◆ Required work: Without the pictures, give the entries below again exactly as written.
....
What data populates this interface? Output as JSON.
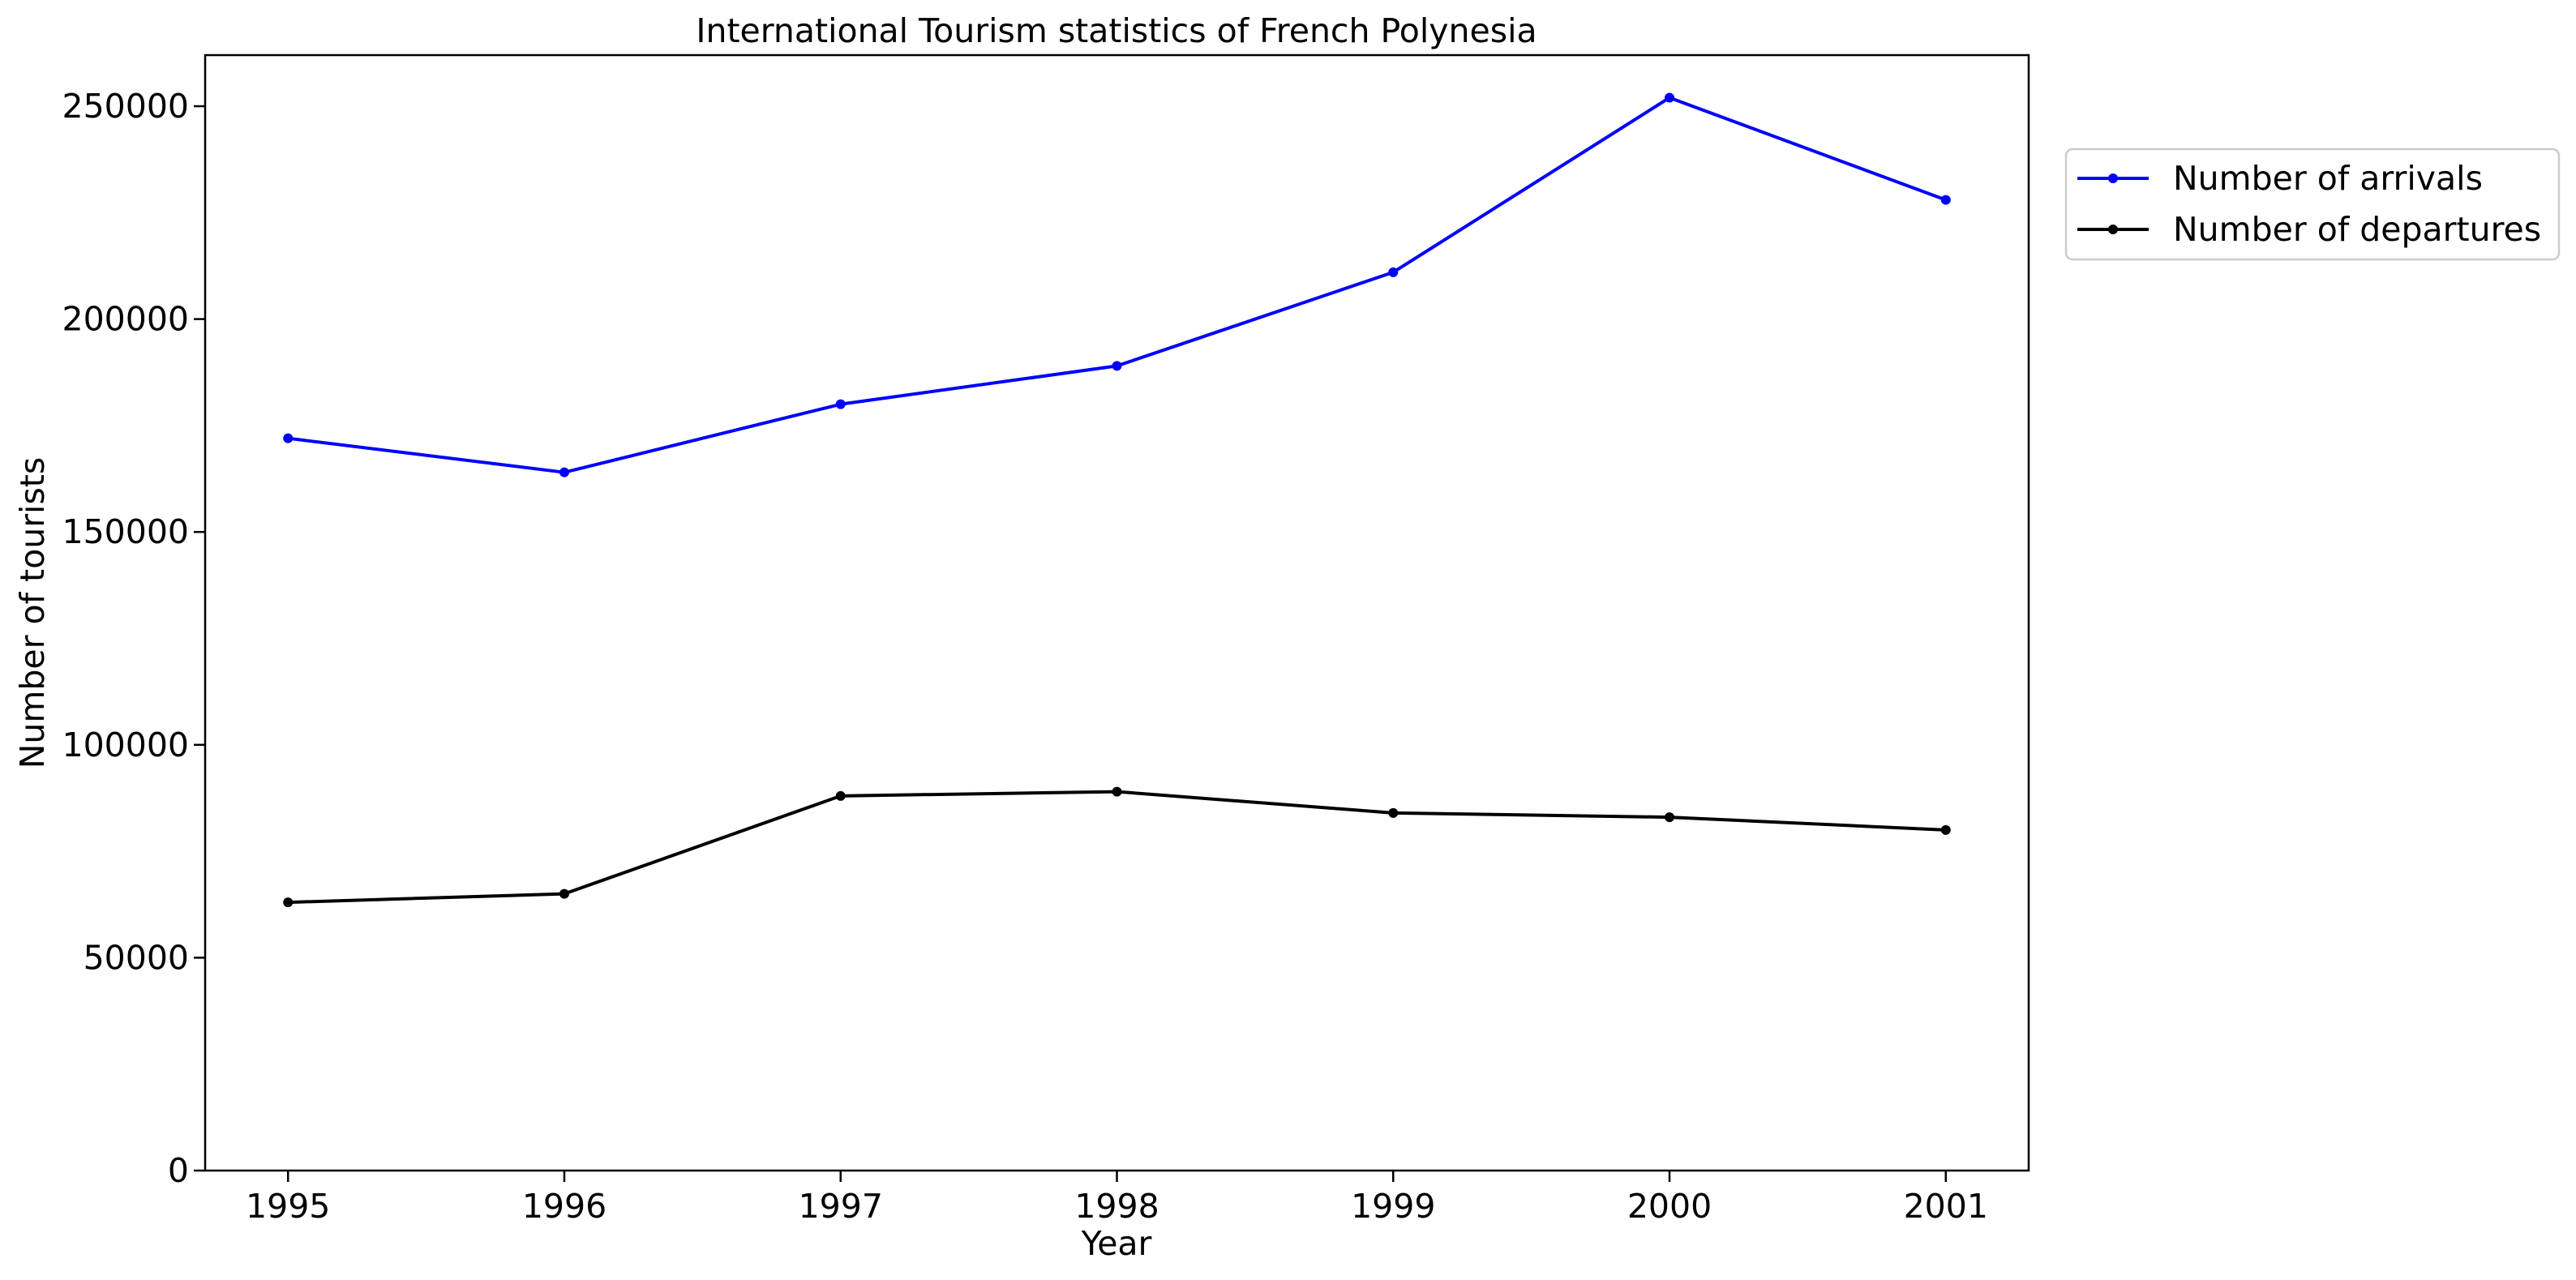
{
  "chart_data": {
    "type": "line",
    "title": "International Tourism statistics of French Polynesia",
    "xlabel": "Year",
    "ylabel": "Number of tourists",
    "x": [
      1995,
      1996,
      1997,
      1998,
      1999,
      2000,
      2001
    ],
    "xticks": [
      "1995",
      "1996",
      "1997",
      "1998",
      "1999",
      "2000",
      "2001"
    ],
    "xlim": [
      1994.7,
      2001.3
    ],
    "ylim": [
      0,
      262000
    ],
    "yticks": [
      0,
      50000,
      100000,
      150000,
      200000,
      250000
    ],
    "grid": false,
    "legend_position": "outside-top-right",
    "series": [
      {
        "name": "Number of arrivals",
        "color": "#0000ff",
        "marker": "dot",
        "values": [
          172000,
          164000,
          180000,
          189000,
          211000,
          252000,
          228000
        ]
      },
      {
        "name": "Number of departures",
        "color": "#000000",
        "marker": "dot",
        "values": [
          63000,
          65000,
          88000,
          89000,
          84000,
          83000,
          80000
        ]
      }
    ]
  }
}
....
◆ Completed exercise:
What data populates this interface? Output as JSON.
{
  "chart_data": {
    "type": "line",
    "title": "International Tourism statistics of French Polynesia",
    "xlabel": "Year",
    "ylabel": "Number of tourists",
    "x": [
      1995,
      1996,
      1997,
      1998,
      1999,
      2000,
      2001
    ],
    "xticks": [
      "1995",
      "1996",
      "1997",
      "1998",
      "1999",
      "2000",
      "2001"
    ],
    "xlim": [
      1994.7,
      2001.3
    ],
    "ylim": [
      0,
      262000
    ],
    "yticks": [
      0,
      50000,
      100000,
      150000,
      200000,
      250000
    ],
    "grid": false,
    "legend_position": "outside-top-right",
    "series": [
      {
        "name": "Number of arrivals",
        "color": "#0000ff",
        "marker": "dot",
        "values": [
          172000,
          164000,
          180000,
          189000,
          211000,
          252000,
          228000
        ]
      },
      {
        "name": "Number of departures",
        "color": "#000000",
        "marker": "dot",
        "values": [
          63000,
          65000,
          88000,
          89000,
          84000,
          83000,
          80000
        ]
      }
    ]
  }
}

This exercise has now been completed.